>>>>

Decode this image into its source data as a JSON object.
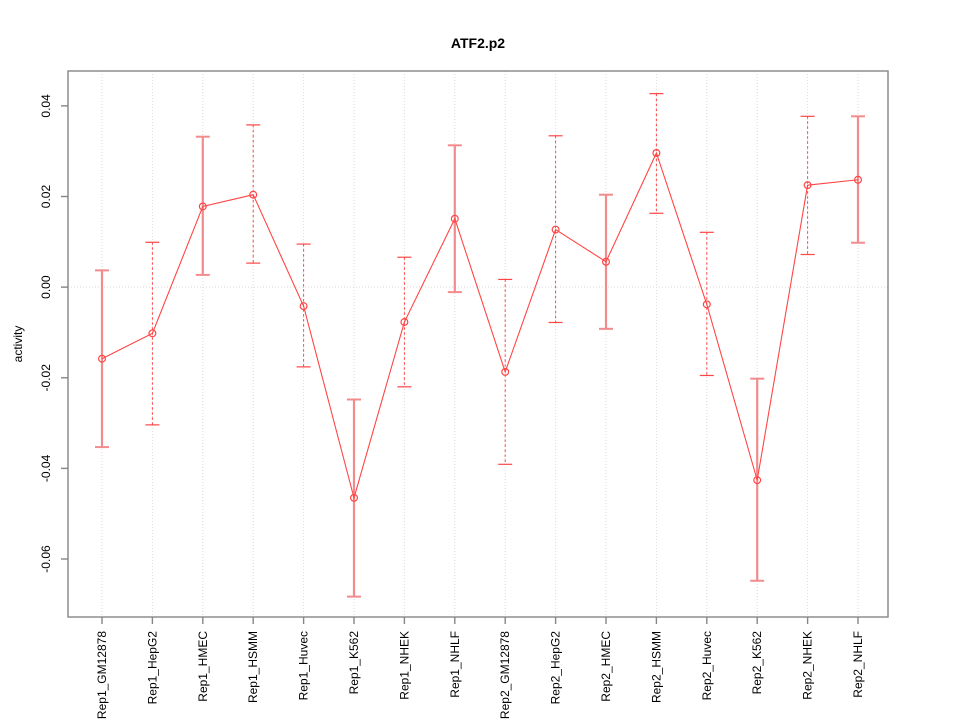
{
  "chart_data": {
    "type": "line",
    "title": "ATF2.p2",
    "ylabel": "activity",
    "xlabel": "",
    "legend": "none",
    "grid": "dotted vertical line per category plus dotted horizontal line at 0",
    "categories": [
      "Rep1_GM12878",
      "Rep1_HepG2",
      "Rep1_HMEC",
      "Rep1_HSMM",
      "Rep1_Huvec",
      "Rep1_K562",
      "Rep1_NHEK",
      "Rep1_NHLF",
      "Rep2_GM12878",
      "Rep2_HepG2",
      "Rep2_HMEC",
      "Rep2_HSMM",
      "Rep2_Huvec",
      "Rep2_K562",
      "Rep2_NHEK",
      "Rep2_NHLF"
    ],
    "series": [
      {
        "name": "activity",
        "values": [
          -0.0158,
          -0.0102,
          0.0178,
          0.0204,
          -0.0042,
          -0.0465,
          -0.0077,
          0.0151,
          -0.0187,
          0.0127,
          0.0056,
          0.0296,
          -0.0038,
          -0.0426,
          0.0225,
          0.0237
        ],
        "err_lo": [
          -0.0353,
          -0.0304,
          0.0027,
          0.0053,
          -0.0176,
          -0.0683,
          -0.022,
          -0.0011,
          -0.0391,
          -0.0078,
          -0.0092,
          0.0163,
          -0.0195,
          -0.0648,
          0.0072,
          0.0098
        ],
        "err_hi": [
          0.0037,
          0.0099,
          0.0332,
          0.0358,
          0.0095,
          -0.0248,
          0.0066,
          0.0313,
          0.0017,
          0.0334,
          0.0204,
          0.0427,
          0.0121,
          -0.0202,
          0.0377,
          0.0377
        ],
        "bar_styles": [
          "solid",
          "dashed",
          "solid",
          "dashed",
          "dashed",
          "solid",
          "dashed",
          "solid",
          "dashed",
          "dashed",
          "solid",
          "dashed",
          "dashed",
          "solid",
          "dashed",
          "solid"
        ]
      }
    ],
    "yticks": [
      0.04,
      0.02,
      0,
      -0.02,
      -0.04,
      -0.06
    ],
    "ytick_labels": [
      "0.04",
      "0.02",
      "0.00",
      "-0.02",
      "-0.04",
      "-0.06"
    ],
    "ylim": [
      -0.0728,
      0.0477
    ],
    "colors": {
      "line": "#ff4545",
      "point": "#ff4545",
      "error_bar_dashed": "#ff4545",
      "error_bar_solid": "#f28c8c",
      "grid": "#dadada",
      "frame": "#868686",
      "text": "#000000",
      "background": "#ffffff"
    }
  }
}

<<<<

### [Exercise details]
The entries above are to be returned exactly, without their pictures.

### [Answer to this task]
Decode this image into its source data as a JSON object.
{
  "chart_data": {
    "type": "line",
    "title": "ATF2.p2",
    "ylabel": "activity",
    "xlabel": "",
    "legend": "none",
    "grid": "dotted vertical line per category plus dotted horizontal line at 0",
    "categories": [
      "Rep1_GM12878",
      "Rep1_HepG2",
      "Rep1_HMEC",
      "Rep1_HSMM",
      "Rep1_Huvec",
      "Rep1_K562",
      "Rep1_NHEK",
      "Rep1_NHLF",
      "Rep2_GM12878",
      "Rep2_HepG2",
      "Rep2_HMEC",
      "Rep2_HSMM",
      "Rep2_Huvec",
      "Rep2_K562",
      "Rep2_NHEK",
      "Rep2_NHLF"
    ],
    "series": [
      {
        "name": "activity",
        "values": [
          -0.0158,
          -0.0102,
          0.0178,
          0.0204,
          -0.0042,
          -0.0465,
          -0.0077,
          0.0151,
          -0.0187,
          0.0127,
          0.0056,
          0.0296,
          -0.0038,
          -0.0426,
          0.0225,
          0.0237
        ],
        "err_lo": [
          -0.0353,
          -0.0304,
          0.0027,
          0.0053,
          -0.0176,
          -0.0683,
          -0.022,
          -0.0011,
          -0.0391,
          -0.0078,
          -0.0092,
          0.0163,
          -0.0195,
          -0.0648,
          0.0072,
          0.0098
        ],
        "err_hi": [
          0.0037,
          0.0099,
          0.0332,
          0.0358,
          0.0095,
          -0.0248,
          0.0066,
          0.0313,
          0.0017,
          0.0334,
          0.0204,
          0.0427,
          0.0121,
          -0.0202,
          0.0377,
          0.0377
        ],
        "bar_styles": [
          "solid",
          "dashed",
          "solid",
          "dashed",
          "dashed",
          "solid",
          "dashed",
          "solid",
          "dashed",
          "dashed",
          "solid",
          "dashed",
          "dashed",
          "solid",
          "dashed",
          "solid"
        ]
      }
    ],
    "yticks": [
      0.04,
      0.02,
      0,
      -0.02,
      -0.04,
      -0.06
    ],
    "ytick_labels": [
      "0.04",
      "0.02",
      "0.00",
      "-0.02",
      "-0.04",
      "-0.06"
    ],
    "ylim": [
      -0.0728,
      0.0477
    ],
    "colors": {
      "line": "#ff4545",
      "point": "#ff4545",
      "error_bar_dashed": "#ff4545",
      "error_bar_solid": "#f28c8c",
      "grid": "#dadada",
      "frame": "#868686",
      "text": "#000000",
      "background": "#ffffff"
    }
  }
}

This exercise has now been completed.